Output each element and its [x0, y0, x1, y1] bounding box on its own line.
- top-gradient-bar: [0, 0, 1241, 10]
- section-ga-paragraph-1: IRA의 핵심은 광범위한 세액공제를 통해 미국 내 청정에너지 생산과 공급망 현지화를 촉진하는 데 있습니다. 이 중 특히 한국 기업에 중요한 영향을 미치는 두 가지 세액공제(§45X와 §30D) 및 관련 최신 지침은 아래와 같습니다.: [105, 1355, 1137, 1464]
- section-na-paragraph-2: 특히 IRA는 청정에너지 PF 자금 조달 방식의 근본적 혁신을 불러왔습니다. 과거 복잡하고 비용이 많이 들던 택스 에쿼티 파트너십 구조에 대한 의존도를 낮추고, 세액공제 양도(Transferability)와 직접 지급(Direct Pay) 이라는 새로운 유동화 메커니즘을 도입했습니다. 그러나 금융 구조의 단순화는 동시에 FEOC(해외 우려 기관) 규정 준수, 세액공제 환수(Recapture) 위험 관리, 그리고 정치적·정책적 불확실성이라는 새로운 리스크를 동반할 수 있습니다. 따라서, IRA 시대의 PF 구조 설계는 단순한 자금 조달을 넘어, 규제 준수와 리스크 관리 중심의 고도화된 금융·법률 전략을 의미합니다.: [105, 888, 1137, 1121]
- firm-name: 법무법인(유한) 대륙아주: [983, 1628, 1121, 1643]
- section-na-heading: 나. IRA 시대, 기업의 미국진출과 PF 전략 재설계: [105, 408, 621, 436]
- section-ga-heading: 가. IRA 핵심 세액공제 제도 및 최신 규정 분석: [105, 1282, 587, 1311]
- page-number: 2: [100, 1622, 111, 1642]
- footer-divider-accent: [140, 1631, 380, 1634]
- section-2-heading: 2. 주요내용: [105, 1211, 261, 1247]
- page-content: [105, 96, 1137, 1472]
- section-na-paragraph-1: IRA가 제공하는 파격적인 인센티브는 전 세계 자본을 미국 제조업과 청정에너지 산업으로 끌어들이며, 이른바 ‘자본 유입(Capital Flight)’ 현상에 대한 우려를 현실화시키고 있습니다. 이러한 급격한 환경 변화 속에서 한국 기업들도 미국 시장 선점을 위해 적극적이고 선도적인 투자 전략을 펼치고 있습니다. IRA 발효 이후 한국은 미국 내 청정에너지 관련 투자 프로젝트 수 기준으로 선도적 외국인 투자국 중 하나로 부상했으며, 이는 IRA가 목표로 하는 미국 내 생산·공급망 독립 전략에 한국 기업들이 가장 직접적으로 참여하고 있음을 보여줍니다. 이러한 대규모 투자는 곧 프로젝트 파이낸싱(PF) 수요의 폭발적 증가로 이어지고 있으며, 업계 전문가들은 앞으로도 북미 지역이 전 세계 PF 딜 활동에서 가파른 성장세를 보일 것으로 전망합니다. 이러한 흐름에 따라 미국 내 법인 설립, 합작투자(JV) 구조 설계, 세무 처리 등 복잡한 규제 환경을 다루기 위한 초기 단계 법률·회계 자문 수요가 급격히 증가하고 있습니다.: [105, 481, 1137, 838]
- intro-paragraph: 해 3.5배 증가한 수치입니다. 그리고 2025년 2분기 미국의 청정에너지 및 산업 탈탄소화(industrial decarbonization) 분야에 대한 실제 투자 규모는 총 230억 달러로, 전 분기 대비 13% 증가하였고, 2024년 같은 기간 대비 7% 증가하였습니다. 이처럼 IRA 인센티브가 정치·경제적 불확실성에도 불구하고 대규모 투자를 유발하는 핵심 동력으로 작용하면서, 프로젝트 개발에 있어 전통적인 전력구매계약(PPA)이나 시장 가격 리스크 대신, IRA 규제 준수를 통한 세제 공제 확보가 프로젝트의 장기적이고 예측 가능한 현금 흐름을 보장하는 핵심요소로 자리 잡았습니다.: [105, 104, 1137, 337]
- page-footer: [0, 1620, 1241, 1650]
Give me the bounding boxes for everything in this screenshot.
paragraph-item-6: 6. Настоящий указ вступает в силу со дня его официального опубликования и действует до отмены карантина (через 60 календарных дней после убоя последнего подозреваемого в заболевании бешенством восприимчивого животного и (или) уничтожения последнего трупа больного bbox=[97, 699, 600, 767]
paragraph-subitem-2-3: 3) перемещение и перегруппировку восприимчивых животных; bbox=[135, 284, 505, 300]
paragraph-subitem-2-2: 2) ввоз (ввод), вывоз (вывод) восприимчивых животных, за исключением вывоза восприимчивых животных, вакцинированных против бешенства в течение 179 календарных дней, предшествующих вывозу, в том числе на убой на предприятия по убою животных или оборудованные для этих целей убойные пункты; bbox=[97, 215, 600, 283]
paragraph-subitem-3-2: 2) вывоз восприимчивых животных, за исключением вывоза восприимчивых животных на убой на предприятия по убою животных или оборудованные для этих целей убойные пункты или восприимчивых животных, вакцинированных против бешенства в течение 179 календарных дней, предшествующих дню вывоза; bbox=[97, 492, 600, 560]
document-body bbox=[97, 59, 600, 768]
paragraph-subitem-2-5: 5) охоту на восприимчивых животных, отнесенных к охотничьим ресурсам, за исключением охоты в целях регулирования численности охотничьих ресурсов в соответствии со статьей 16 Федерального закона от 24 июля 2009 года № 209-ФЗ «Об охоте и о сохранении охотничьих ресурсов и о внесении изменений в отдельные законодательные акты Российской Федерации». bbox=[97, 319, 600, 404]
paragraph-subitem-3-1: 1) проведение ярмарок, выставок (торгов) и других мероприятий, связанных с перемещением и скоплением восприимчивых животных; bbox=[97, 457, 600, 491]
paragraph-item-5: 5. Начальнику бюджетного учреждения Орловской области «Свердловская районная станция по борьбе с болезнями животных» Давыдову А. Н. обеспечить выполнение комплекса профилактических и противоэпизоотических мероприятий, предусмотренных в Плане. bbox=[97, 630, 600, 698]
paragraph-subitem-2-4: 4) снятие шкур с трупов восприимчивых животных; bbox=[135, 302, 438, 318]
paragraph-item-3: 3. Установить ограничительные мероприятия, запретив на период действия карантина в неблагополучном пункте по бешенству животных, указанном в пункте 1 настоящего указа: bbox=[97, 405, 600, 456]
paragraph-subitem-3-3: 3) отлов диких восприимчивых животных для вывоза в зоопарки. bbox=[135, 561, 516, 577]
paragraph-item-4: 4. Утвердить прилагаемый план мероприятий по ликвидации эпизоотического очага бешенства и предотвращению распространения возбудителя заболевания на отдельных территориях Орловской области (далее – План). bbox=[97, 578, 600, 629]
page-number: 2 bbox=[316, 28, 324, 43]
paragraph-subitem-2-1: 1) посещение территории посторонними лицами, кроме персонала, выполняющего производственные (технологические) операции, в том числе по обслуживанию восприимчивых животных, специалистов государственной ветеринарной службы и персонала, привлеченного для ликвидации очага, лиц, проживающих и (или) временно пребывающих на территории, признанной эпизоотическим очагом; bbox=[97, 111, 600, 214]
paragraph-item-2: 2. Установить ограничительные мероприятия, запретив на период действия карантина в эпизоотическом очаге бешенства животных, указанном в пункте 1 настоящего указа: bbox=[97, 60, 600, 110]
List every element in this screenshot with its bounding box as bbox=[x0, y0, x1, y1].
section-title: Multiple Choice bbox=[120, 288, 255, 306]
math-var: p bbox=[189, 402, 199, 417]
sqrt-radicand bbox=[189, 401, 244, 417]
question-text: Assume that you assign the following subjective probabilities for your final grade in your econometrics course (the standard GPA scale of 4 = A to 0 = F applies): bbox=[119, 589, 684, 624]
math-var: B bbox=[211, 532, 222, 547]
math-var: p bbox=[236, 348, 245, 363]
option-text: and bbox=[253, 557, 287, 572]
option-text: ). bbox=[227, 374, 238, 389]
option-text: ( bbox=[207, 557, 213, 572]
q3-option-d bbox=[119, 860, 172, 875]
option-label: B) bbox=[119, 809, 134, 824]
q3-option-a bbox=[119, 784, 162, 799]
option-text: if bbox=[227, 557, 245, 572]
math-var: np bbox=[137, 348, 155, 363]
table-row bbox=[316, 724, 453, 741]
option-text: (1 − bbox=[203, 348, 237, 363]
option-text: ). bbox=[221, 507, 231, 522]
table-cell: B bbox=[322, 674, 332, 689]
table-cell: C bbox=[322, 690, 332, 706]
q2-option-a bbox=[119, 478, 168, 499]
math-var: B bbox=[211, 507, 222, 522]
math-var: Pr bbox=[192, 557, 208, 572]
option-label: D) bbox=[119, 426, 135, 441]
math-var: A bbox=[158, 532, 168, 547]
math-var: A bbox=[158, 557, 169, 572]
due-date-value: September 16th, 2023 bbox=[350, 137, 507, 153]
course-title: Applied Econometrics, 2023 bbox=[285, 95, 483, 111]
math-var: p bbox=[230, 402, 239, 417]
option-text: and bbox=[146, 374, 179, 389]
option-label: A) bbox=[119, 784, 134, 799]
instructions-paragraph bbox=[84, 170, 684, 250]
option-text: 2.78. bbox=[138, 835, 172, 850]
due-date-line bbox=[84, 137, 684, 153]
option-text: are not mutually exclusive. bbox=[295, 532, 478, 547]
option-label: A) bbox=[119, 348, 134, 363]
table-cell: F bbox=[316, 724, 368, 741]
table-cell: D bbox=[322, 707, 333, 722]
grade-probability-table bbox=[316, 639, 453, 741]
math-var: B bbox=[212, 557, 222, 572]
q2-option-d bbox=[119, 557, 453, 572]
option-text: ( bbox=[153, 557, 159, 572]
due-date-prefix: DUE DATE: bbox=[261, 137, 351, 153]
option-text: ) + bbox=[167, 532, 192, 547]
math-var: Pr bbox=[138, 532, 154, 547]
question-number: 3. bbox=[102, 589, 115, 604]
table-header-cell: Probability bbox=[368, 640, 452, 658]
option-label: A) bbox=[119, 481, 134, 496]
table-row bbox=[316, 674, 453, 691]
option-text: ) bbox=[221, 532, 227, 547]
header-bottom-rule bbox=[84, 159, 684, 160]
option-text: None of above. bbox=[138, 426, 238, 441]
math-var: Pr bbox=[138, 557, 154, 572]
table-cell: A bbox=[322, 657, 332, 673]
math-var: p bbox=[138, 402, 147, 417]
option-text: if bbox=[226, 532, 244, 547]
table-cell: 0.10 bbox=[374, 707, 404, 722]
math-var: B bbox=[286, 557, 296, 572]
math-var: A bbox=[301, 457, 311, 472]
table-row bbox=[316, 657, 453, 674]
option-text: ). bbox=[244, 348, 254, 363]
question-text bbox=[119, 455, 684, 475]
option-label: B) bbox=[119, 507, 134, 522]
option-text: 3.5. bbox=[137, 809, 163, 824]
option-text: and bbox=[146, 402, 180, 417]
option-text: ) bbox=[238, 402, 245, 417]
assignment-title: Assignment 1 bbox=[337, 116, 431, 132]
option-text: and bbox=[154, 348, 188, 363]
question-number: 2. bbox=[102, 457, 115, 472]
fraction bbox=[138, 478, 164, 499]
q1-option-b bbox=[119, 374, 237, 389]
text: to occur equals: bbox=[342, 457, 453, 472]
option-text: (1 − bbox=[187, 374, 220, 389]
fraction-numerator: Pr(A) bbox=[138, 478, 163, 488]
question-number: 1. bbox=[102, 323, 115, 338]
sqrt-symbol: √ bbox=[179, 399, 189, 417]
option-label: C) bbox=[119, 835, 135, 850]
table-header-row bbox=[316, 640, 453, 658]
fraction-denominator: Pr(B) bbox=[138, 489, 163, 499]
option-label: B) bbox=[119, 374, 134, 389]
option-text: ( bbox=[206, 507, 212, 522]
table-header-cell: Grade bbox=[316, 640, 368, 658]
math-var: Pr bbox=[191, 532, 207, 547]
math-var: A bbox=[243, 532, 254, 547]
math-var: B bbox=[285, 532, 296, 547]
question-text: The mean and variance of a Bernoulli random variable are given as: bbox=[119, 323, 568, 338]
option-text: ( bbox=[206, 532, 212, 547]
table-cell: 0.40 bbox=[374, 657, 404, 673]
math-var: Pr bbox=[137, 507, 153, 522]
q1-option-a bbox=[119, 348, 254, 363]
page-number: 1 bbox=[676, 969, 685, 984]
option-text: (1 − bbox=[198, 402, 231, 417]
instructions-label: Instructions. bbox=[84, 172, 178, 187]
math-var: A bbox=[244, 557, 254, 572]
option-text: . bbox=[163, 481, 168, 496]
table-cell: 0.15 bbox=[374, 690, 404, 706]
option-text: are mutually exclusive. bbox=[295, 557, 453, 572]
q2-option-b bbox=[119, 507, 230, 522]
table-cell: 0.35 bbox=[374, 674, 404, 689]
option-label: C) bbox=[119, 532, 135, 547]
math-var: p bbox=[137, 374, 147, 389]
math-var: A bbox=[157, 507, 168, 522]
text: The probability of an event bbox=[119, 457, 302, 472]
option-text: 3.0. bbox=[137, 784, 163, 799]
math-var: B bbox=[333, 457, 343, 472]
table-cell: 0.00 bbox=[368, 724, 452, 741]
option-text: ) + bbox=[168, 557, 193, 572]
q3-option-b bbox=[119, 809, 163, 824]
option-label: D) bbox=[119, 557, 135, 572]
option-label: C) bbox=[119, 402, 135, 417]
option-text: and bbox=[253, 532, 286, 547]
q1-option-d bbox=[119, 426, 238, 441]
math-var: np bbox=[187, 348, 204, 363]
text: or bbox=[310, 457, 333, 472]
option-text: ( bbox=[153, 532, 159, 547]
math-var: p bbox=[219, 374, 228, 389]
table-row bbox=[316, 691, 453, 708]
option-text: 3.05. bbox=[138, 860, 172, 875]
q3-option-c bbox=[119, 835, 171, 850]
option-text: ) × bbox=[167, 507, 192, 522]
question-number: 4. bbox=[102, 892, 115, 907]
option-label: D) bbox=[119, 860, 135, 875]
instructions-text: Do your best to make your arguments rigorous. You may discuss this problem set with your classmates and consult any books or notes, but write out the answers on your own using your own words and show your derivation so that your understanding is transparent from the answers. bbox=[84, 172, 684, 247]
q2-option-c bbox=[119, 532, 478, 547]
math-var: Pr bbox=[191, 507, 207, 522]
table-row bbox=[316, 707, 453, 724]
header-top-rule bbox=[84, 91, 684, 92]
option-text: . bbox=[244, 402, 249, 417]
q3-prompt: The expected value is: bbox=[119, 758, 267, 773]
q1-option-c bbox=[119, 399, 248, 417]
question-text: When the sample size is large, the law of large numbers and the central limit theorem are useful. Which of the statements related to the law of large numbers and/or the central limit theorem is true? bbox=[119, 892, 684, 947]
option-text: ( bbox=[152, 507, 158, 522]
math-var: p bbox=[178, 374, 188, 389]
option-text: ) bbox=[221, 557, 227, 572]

§

> [Problem details] Can you update the rows, beginning at the first one and stopping after the line that contains "- section-ga-paragraph-1: IRA의", by writing them out again with "top-gradient-bar" changed to "header-gradient-bar" and everything else left as it is?

> [Response to the exercise]
Output each element and its [x0, y0, x1, y1] bounding box on its own line.
- header-gradient-bar: [0, 0, 1241, 10]
- section-ga-paragraph-1: IRA의 핵심은 광범위한 세액공제를 통해 미국 내 청정에너지 생산과 공급망 현지화를 촉진하는 데 있습니다. 이 중 특히 한국 기업에 중요한 영향을 미치는 두 가지 세액공제(§45X와 §30D) 및 관련 최신 지침은 아래와 같습니다.: [105, 1355, 1137, 1464]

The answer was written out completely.